● **TASK PROMPT**
Keep only those lines of the records that include the string "RUAC".

(Dataset items)
────

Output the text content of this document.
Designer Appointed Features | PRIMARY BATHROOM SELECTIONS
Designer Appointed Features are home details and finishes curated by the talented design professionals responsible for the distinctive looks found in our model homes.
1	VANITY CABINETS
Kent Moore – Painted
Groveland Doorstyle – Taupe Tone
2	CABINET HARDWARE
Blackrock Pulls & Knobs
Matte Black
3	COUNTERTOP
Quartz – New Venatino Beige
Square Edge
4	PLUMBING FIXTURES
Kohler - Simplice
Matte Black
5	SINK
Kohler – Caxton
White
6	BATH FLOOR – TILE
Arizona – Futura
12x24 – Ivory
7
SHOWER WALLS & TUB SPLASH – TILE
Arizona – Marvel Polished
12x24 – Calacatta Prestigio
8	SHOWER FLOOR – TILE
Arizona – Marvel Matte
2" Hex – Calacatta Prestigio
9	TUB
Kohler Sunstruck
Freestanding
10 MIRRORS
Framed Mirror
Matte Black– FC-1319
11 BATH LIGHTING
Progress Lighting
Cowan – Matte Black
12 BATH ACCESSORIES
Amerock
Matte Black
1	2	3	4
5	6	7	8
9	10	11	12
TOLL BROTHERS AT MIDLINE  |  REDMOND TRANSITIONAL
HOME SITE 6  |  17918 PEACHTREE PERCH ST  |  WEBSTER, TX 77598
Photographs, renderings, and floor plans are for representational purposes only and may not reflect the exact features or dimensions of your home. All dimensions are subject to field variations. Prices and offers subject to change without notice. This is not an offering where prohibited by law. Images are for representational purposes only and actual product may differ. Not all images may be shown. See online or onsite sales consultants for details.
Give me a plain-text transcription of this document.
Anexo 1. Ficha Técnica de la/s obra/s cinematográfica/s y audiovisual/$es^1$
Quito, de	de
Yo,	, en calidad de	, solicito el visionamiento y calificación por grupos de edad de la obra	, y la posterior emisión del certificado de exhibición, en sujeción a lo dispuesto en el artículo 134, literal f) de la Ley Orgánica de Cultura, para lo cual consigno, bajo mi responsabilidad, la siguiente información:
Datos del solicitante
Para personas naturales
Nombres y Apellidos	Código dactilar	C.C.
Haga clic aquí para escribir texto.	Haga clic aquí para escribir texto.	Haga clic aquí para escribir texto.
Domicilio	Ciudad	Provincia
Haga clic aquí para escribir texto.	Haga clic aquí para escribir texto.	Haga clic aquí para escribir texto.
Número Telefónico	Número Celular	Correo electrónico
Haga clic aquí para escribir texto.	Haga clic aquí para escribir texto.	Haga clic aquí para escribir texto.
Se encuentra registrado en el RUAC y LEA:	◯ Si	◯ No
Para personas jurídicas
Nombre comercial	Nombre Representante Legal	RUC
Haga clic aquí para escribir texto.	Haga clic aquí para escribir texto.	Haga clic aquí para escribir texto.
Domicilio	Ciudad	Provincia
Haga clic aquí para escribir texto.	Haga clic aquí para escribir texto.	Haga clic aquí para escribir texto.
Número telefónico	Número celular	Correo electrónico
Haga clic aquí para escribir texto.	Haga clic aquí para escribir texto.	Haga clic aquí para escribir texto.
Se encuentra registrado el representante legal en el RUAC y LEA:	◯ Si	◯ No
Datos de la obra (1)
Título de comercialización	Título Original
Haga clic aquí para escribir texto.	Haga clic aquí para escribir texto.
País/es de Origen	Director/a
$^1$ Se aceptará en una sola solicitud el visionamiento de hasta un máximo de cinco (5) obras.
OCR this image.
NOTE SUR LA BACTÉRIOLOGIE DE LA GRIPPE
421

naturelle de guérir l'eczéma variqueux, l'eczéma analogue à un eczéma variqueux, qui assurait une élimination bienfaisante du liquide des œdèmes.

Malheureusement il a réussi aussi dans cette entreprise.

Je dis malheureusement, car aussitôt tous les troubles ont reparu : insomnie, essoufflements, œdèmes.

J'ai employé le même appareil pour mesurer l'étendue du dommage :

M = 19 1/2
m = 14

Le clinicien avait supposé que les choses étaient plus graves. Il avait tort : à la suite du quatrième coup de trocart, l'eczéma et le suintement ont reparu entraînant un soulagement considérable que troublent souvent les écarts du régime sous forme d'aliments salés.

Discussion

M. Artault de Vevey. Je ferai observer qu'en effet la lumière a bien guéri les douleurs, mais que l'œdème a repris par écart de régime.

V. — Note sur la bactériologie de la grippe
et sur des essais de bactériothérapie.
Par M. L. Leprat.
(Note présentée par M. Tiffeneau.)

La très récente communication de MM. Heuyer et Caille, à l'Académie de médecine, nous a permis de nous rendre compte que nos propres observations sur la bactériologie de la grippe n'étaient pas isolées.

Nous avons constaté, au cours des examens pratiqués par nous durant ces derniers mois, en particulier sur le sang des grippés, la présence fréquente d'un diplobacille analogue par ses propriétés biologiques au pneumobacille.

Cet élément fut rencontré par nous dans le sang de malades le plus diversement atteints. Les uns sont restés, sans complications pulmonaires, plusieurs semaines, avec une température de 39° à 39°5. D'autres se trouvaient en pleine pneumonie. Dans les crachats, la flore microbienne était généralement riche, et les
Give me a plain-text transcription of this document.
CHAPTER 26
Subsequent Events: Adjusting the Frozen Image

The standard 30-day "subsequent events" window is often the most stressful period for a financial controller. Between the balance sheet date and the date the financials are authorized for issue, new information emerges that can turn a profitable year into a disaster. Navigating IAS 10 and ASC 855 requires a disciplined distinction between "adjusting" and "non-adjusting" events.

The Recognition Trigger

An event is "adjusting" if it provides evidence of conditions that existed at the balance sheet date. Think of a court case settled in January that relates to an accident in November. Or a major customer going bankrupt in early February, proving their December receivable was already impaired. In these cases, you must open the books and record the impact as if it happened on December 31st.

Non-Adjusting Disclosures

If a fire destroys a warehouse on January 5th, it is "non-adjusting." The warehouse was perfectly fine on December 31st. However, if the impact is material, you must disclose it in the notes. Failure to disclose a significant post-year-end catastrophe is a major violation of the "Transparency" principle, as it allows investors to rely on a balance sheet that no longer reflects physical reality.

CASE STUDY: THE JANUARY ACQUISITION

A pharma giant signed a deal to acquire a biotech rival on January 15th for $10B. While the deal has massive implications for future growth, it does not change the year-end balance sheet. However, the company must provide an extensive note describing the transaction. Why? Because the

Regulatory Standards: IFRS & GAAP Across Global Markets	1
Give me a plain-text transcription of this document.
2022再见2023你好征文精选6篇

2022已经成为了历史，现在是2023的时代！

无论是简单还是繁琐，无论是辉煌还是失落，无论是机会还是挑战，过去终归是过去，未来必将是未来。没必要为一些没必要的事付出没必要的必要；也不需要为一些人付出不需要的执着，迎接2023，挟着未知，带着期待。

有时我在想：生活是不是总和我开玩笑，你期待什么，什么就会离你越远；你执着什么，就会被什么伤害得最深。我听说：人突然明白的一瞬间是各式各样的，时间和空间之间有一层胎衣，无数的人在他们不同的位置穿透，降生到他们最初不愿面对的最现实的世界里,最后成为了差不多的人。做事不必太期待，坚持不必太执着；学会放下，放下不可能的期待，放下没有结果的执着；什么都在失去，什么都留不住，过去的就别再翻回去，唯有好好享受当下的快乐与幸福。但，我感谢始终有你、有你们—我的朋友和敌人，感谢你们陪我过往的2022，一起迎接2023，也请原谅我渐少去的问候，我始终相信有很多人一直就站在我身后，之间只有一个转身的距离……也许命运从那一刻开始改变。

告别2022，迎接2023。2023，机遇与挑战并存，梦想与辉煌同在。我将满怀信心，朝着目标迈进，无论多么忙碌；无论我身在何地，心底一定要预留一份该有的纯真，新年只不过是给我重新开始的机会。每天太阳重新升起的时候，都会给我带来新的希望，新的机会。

────

● **EXERCISE ANSWER**
Se encuentra registrado en el RUAC y LEA:	◯ Si	◯ No
Se encuentra registrado el representante legal en el RUAC y LEA:	◯ Si	◯ No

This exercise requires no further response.